- Your task: Copy nothing but the text: reproduce each line of the listing exactly and leave the pictures out.

- Lines of data:
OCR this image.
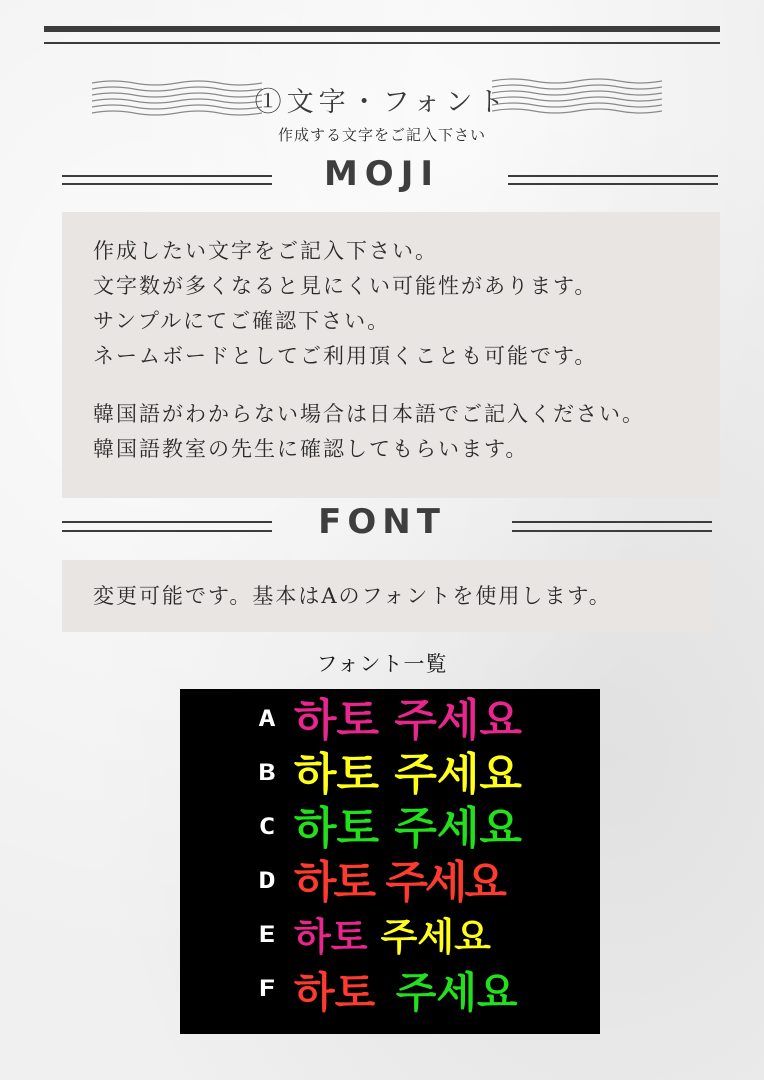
①文字・フォント
作成する文字をご記入下さい
MOJI

作成したい文字をご記入下さい。

文字数が多くなると見にくい可能性があります。

サンプルにてご確認下さい。

ネームボードとしてご利用頂くことも可能です。

韓国語がわからない場合は日本語でご記入ください。

韓国語教室の先生に確認してもらいます。

FONT

変更可能です。基本はAのフォントを使用します。

フォント一覧
A 하토 주세요
B 하토 주세요
C 하토 주세요
D 하토 주세요
E 하토 주세요
F 하토 주세요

- Exercise result:
OCR this image.
①文字・フォント
作成する文字をご記入下さい
MOJI

作成したい文字をご記入下さい。

文字数が多くなると見にくい可能性があります。

サンプルにてご確認下さい。

ネームボードとしてご利用頂くことも可能です。

韓国語がわからない場合は日本語でご記入ください。

韓国語教室の先生に確認してもらいます。

FONT

変更可能です。基本はAのフォントを使用します。

フォント一覧
A 하토 주세요
B 하토 주세요
C 하토 주세요
D 하토 주세요
E 하토 주세요
F 하토 주세요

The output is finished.